▸ YOUR INSTRUCTIONS:
Transcribe the material below verbatim, everything from the line containing "Give me the" down to the line containing "day-toggle-2[interactable]: 周 —", both lines included.
[BEGIN DATA FOR THIS EXERCISE]
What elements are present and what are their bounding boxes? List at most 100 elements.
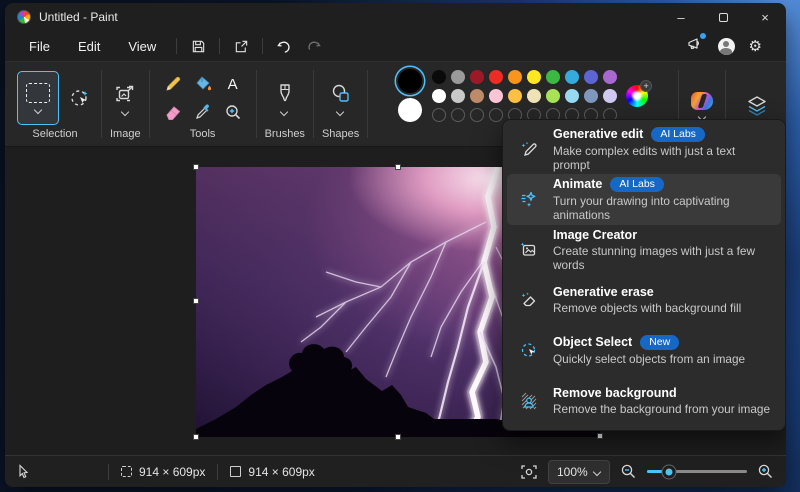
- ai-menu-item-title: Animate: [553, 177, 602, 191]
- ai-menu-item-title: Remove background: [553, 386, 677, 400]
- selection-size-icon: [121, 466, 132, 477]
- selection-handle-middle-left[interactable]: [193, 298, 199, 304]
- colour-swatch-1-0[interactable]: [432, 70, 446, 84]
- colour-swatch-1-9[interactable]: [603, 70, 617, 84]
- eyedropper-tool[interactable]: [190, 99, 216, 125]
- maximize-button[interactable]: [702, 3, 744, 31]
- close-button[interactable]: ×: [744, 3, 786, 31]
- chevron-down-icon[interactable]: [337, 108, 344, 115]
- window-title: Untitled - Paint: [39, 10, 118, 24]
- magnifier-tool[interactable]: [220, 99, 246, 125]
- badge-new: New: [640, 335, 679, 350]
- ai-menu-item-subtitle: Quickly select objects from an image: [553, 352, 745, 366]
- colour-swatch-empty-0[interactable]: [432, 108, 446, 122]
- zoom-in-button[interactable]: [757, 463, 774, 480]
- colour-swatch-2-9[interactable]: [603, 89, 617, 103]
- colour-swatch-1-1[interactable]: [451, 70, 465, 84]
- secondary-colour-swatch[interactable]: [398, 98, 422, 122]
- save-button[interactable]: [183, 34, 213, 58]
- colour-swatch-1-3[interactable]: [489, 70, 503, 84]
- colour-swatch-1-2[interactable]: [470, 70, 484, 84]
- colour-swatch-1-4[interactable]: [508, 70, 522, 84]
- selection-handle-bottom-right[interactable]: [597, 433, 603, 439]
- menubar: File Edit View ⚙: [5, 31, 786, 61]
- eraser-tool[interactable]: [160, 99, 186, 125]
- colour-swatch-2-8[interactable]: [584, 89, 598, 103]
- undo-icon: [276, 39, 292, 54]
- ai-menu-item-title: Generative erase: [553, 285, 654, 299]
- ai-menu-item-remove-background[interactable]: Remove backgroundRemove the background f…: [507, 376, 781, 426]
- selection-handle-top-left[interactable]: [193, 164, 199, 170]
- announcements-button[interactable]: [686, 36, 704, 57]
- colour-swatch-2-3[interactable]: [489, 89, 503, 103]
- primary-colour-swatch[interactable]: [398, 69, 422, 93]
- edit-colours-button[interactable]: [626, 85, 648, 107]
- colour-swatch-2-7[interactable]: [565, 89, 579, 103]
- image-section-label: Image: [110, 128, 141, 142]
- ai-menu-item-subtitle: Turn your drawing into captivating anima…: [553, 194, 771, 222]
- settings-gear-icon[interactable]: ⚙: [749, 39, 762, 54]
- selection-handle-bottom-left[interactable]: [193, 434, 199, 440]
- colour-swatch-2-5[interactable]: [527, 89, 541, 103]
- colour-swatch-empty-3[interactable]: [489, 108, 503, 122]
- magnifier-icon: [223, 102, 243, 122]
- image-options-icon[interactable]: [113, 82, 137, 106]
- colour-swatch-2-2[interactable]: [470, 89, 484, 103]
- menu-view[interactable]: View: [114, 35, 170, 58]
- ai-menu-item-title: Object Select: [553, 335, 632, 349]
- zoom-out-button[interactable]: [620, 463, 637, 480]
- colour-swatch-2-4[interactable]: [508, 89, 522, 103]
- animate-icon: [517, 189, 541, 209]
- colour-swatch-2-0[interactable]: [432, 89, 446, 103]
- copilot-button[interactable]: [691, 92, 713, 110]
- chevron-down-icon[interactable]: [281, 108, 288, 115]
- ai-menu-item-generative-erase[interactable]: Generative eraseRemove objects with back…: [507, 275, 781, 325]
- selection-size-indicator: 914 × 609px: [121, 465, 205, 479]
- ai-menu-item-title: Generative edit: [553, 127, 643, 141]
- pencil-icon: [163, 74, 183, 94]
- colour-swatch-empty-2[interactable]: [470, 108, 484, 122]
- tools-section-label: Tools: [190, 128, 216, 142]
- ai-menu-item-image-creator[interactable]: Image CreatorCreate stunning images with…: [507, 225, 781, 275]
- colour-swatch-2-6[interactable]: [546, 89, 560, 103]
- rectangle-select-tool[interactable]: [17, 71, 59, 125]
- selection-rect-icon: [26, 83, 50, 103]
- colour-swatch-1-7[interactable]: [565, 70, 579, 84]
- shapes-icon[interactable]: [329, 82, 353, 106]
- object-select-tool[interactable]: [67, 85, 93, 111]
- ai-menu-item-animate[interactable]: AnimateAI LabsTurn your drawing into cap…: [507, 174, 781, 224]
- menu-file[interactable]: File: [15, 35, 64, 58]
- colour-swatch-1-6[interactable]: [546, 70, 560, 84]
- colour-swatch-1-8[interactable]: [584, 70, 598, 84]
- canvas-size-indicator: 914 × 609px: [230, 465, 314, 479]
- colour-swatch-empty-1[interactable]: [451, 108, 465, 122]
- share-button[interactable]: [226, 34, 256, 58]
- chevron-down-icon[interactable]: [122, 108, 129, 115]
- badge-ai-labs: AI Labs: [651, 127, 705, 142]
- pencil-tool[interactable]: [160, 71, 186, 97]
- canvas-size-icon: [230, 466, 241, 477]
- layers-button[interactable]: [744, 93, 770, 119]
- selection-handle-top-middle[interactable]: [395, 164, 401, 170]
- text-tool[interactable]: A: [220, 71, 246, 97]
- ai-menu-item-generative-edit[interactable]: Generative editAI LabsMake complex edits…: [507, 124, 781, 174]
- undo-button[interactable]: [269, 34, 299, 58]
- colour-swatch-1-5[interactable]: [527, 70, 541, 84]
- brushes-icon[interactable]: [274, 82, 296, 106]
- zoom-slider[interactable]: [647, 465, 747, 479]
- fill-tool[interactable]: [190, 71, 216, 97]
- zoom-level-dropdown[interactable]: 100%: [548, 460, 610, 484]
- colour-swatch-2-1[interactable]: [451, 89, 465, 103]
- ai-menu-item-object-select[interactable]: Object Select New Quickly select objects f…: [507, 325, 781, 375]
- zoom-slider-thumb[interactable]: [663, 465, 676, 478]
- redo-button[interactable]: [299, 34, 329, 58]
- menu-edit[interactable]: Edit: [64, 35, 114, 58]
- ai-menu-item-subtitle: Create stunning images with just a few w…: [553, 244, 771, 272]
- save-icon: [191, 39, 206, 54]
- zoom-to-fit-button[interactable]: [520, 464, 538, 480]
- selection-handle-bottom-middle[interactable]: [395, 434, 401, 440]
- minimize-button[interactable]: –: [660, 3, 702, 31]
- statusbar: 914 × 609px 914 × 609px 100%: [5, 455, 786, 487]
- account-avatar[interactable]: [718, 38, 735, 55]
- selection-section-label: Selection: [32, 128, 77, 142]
[END DATA FOR THIS EXERCISE]
[BEGIN DATA FOR THIS EXERCISE]
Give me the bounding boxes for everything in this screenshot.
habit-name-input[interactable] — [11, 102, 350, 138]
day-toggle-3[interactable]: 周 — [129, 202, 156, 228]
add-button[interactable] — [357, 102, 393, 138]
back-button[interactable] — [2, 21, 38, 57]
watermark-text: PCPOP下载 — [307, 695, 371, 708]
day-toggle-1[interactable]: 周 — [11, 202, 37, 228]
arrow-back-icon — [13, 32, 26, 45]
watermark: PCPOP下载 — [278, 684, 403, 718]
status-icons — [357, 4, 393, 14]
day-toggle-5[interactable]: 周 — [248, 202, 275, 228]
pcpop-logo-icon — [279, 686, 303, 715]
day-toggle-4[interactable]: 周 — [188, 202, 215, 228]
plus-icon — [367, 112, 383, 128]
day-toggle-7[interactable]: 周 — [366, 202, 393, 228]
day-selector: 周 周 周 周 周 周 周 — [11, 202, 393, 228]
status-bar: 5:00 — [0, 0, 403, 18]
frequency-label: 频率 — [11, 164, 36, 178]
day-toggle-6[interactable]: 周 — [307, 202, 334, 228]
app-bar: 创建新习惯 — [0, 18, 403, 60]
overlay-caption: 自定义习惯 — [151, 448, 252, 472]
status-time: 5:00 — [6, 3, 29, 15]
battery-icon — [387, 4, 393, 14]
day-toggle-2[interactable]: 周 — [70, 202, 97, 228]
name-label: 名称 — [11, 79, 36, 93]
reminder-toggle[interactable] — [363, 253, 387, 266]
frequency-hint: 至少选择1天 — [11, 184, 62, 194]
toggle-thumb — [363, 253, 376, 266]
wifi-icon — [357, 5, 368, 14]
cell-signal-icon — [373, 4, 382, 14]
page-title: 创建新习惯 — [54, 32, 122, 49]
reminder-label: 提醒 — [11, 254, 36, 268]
[END DATA FOR THIS EXERCISE]
[BEGIN DATA FOR THIS EXERCISE]
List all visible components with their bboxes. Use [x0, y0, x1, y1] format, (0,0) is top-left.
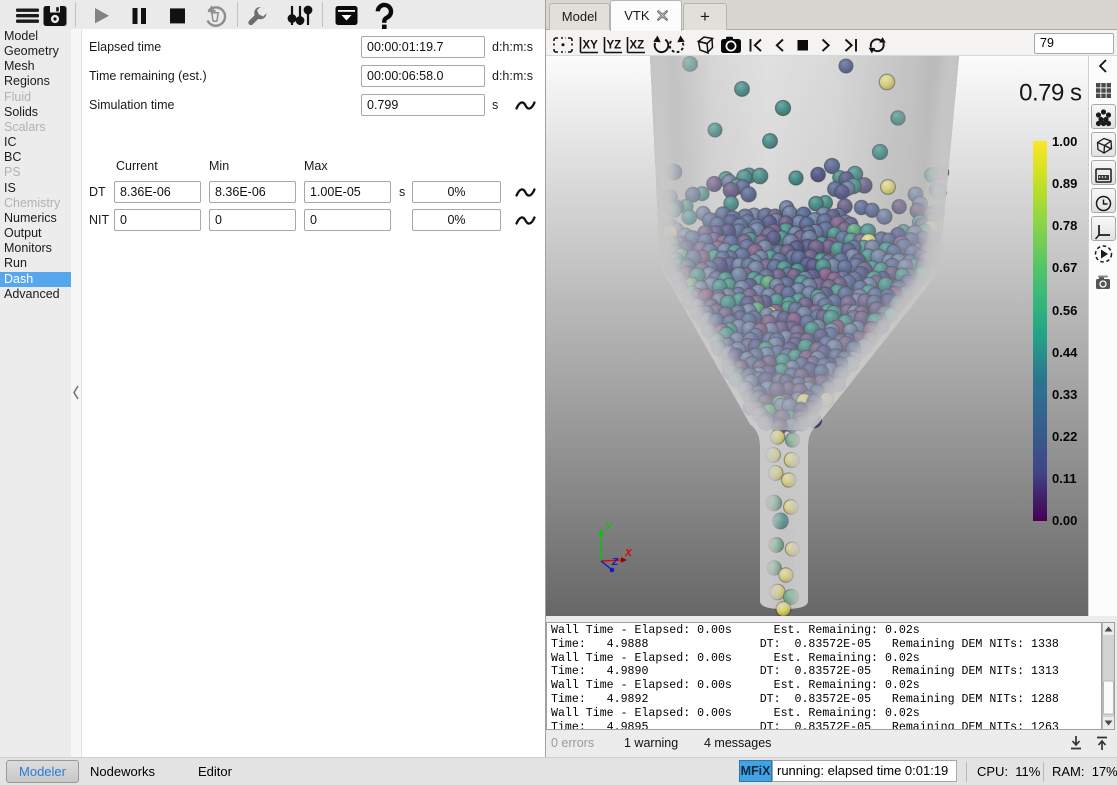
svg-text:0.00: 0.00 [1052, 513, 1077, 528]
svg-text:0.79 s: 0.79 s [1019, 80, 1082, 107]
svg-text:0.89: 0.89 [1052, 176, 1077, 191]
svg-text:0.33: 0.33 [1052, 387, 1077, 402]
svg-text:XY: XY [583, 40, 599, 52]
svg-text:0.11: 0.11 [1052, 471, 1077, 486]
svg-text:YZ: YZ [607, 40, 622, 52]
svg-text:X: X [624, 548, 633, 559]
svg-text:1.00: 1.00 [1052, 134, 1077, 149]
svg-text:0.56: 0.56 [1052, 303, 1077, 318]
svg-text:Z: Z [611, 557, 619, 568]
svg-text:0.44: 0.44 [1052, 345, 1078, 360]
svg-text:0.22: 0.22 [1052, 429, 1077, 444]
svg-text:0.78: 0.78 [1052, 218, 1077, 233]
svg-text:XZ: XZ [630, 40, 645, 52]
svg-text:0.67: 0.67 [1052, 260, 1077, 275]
[END DATA FOR THIS EXERCISE]
▸ CORRECT RESPONSE:
Give me the bounding boxes for everything in this screenshot.
habit-name-input[interactable] — [11, 102, 350, 138]
day-toggle-3[interactable]: 周 — [129, 202, 156, 228]
add-button[interactable] — [357, 102, 393, 138]
back-button[interactable] — [2, 21, 38, 57]
watermark-text: PCPOP下载 — [307, 695, 371, 708]
day-toggle-1[interactable]: 周 — [11, 202, 37, 228]
arrow-back-icon — [13, 32, 26, 45]
watermark: PCPOP下载 — [278, 684, 403, 718]
status-icons — [357, 4, 393, 14]
day-toggle-5[interactable]: 周 — [248, 202, 275, 228]
pcpop-logo-icon — [279, 686, 303, 715]
day-toggle-4[interactable]: 周 — [188, 202, 215, 228]
plus-icon — [367, 112, 383, 128]
day-toggle-7[interactable]: 周 — [366, 202, 393, 228]
day-selector: 周 周 周 周 周 周 周 — [11, 202, 393, 228]
status-bar: 5:00 — [0, 0, 403, 18]
frequency-label: 频率 — [11, 164, 36, 178]
day-toggle-6[interactable]: 周 — [307, 202, 334, 228]
app-bar: 创建新习惯 — [0, 18, 403, 60]
overlay-caption: 自定义习惯 — [151, 448, 252, 472]
status-time: 5:00 — [6, 3, 29, 15]
battery-icon — [387, 4, 393, 14]
day-toggle-2[interactable]: 周 — [70, 202, 97, 228]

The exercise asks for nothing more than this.